▸ Input data
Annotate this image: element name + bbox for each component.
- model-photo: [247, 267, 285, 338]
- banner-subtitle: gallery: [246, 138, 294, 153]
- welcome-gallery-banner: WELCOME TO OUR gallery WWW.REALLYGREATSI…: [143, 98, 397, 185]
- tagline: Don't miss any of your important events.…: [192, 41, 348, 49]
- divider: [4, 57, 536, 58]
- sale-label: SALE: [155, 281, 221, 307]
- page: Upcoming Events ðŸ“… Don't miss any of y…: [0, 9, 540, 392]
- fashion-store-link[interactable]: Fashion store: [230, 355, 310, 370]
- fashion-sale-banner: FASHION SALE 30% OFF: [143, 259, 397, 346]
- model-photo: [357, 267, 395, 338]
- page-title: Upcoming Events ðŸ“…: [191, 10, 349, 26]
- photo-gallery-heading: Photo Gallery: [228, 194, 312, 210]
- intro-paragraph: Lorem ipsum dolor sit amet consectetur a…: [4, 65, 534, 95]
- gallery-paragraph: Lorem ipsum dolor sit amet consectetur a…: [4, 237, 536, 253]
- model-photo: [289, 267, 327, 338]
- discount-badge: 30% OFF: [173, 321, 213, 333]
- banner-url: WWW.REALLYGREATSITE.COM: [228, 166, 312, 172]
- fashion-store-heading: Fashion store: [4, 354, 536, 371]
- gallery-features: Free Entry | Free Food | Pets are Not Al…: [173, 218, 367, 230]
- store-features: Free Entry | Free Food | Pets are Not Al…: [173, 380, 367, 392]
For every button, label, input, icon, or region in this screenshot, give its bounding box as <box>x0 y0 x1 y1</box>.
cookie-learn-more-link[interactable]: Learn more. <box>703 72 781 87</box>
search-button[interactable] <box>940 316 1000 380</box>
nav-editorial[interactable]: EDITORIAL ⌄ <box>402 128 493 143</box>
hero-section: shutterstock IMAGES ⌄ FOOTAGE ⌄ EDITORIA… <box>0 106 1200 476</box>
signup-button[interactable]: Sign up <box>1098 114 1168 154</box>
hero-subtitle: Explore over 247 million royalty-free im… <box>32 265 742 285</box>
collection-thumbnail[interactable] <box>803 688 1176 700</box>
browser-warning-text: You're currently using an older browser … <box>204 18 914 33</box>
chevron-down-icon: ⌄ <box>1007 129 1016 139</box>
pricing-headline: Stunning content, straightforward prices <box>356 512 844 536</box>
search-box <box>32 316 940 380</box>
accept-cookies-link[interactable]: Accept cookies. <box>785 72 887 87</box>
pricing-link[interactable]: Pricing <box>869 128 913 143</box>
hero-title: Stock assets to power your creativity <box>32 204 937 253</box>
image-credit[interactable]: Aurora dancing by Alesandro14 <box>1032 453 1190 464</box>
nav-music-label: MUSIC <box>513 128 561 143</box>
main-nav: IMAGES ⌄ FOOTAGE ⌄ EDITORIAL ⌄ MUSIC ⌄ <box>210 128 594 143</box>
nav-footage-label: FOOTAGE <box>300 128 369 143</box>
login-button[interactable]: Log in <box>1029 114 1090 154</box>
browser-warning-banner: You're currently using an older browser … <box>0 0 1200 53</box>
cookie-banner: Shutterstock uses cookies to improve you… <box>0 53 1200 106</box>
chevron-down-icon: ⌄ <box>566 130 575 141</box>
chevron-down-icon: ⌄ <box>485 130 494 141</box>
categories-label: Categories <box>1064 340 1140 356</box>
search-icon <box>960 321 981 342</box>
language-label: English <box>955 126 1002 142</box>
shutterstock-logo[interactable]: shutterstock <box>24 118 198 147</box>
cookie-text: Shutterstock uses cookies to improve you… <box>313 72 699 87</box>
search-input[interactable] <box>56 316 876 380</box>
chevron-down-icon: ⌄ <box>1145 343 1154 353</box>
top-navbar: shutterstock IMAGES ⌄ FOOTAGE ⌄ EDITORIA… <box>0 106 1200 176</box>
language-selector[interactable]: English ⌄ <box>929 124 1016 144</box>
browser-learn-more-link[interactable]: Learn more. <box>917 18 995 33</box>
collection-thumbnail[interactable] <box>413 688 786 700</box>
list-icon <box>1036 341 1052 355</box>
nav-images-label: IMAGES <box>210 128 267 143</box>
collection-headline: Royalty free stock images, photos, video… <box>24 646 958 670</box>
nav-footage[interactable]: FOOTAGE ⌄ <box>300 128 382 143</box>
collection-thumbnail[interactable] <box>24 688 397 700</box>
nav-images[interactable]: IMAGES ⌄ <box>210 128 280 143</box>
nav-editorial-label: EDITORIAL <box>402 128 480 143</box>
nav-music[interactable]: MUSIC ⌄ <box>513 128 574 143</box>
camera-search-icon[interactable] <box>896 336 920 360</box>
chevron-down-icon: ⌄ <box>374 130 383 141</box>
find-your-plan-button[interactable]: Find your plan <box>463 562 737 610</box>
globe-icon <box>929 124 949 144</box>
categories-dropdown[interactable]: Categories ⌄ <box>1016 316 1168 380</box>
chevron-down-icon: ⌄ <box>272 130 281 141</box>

▸ Exercise directions
Could you recast every line of the records above as one numbered list, leaving out any blank lines?

▸ Final result
1. Annotate this image: element name + bbox for each component.
2. - model-photo: [247, 267, 285, 338]
3. - banner-subtitle: gallery: [246, 138, 294, 153]
4. - welcome-gallery-banner: WELCOME TO OUR gallery WWW.REALLYGREATSI…: [143, 98, 397, 185]
5. - tagline: Don't miss any of your important events.…: [192, 41, 348, 49]
6. - divider: [4, 57, 536, 58]
7. - sale-label: SALE: [155, 281, 221, 307]
8. - page: Upcoming Events ðŸ“… Don't miss any of y…: [0, 9, 540, 392]
9. - fashion-store-link[interactable]: Fashion store: [230, 355, 310, 370]
10. - fashion-sale-banner: FASHION SALE 30% OFF: [143, 259, 397, 346]
11. - model-photo: [357, 267, 395, 338]
12. - page-title: Upcoming Events ðŸ“…: [191, 10, 349, 26]
13. - photo-gallery-heading: Photo Gallery: [228, 194, 312, 210]
14. - intro-paragraph: Lorem ipsum dolor sit amet consectetur a…: [4, 65, 534, 95]
15. - gallery-paragraph: Lorem ipsum dolor sit amet consectetur a…: [4, 237, 536, 253]
16. - model-photo: [289, 267, 327, 338]
17. - discount-badge: 30% OFF: [173, 321, 213, 333]
18. - banner-url: WWW.REALLYGREATSITE.COM: [228, 166, 312, 172]
19. - fashion-store-heading: Fashion store: [4, 354, 536, 371]
20. - gallery-features: Free Entry | Free Food | Pets are Not Al…: [173, 218, 367, 230]
21. - store-features: Free Entry | Free Food | Pets are Not Al…: [173, 380, 367, 392]
22. For every button, label, input, icon, or region in this screenshot, give its bounding box as <box>x0 y0 x1 y1</box>.
23. cookie-learn-more-link[interactable]: Learn more. <box>703 72 781 87</box>
24. search-button[interactable] <box>940 316 1000 380</box>
25. nav-editorial[interactable]: EDITORIAL ⌄ <box>402 128 493 143</box>
26. hero-section: shutterstock IMAGES ⌄ FOOTAGE ⌄ EDITORIA… <box>0 106 1200 476</box>
27. signup-button[interactable]: Sign up <box>1098 114 1168 154</box>
28. hero-subtitle: Explore over 247 million royalty-free im… <box>32 265 742 285</box>
29. collection-thumbnail[interactable] <box>803 688 1176 700</box>
30. browser-warning-text: You're currently using an older browser … <box>204 18 914 33</box>
31. chevron-down-icon: ⌄ <box>1007 129 1016 139</box>
32. pricing-headline: Stunning content, straightforward prices <box>356 512 844 536</box>
33. search-box <box>32 316 940 380</box>
34. accept-cookies-link[interactable]: Accept cookies. <box>785 72 887 87</box>
35. pricing-link[interactable]: Pricing <box>869 128 913 143</box>
36. hero-title: Stock assets to power your creativity <box>32 204 937 253</box>
37. image-credit[interactable]: Aurora dancing by Alesandro14 <box>1032 453 1190 464</box>
38. nav-music-label: MUSIC <box>513 128 561 143</box>
39. main-nav: IMAGES ⌄ FOOTAGE ⌄ EDITORIAL ⌄ MUSIC ⌄ <box>210 128 594 143</box>
40. nav-footage-label: FOOTAGE <box>300 128 369 143</box>
41. login-button[interactable]: Log in <box>1029 114 1090 154</box>
42. browser-warning-banner: You're currently using an older browser … <box>0 0 1200 53</box>
43. cookie-banner: Shutterstock uses cookies to improve you… <box>0 53 1200 106</box>
44. chevron-down-icon: ⌄ <box>566 130 575 141</box>
45. chevron-down-icon: ⌄ <box>485 130 494 141</box>
46. categories-label: Categories <box>1064 340 1140 356</box>
47. search-icon <box>960 321 981 342</box>
48. language-label: English <box>955 126 1002 142</box>
49. shutterstock-logo[interactable]: shutterstock <box>24 118 198 147</box>
50. cookie-text: Shutterstock uses cookies to improve you… <box>313 72 699 87</box>
51. search-input[interactable] <box>56 316 876 380</box>
52. chevron-down-icon: ⌄ <box>1145 343 1154 353</box>
53. top-navbar: shutterstock IMAGES ⌄ FOOTAGE ⌄ EDITORIA… <box>0 106 1200 176</box>
54. language-selector[interactable]: English ⌄ <box>929 124 1016 144</box>
55. browser-learn-more-link[interactable]: Learn more. <box>917 18 995 33</box>
56. collection-thumbnail[interactable] <box>413 688 786 700</box>
57. list-icon <box>1036 341 1052 355</box>
58. nav-images-label: IMAGES <box>210 128 267 143</box>
59. collection-headline: Royalty free stock images, photos, video… <box>24 646 958 670</box>
60. nav-footage[interactable]: FOOTAGE ⌄ <box>300 128 382 143</box>
61. collection-thumbnail[interactable] <box>24 688 397 700</box>
62. nav-images[interactable]: IMAGES ⌄ <box>210 128 280 143</box>
63. nav-editorial-label: EDITORIAL <box>402 128 480 143</box>
64. nav-music[interactable]: MUSIC ⌄ <box>513 128 574 143</box>
65. camera-search-icon[interactable] <box>896 336 920 360</box>
66. chevron-down-icon: ⌄ <box>374 130 383 141</box>
67. find-your-plan-button[interactable]: Find your plan <box>463 562 737 610</box>
68. globe-icon <box>929 124 949 144</box>
69. categories-dropdown[interactable]: Categories ⌄ <box>1016 316 1168 380</box>
70. chevron-down-icon: ⌄ <box>272 130 281 141</box>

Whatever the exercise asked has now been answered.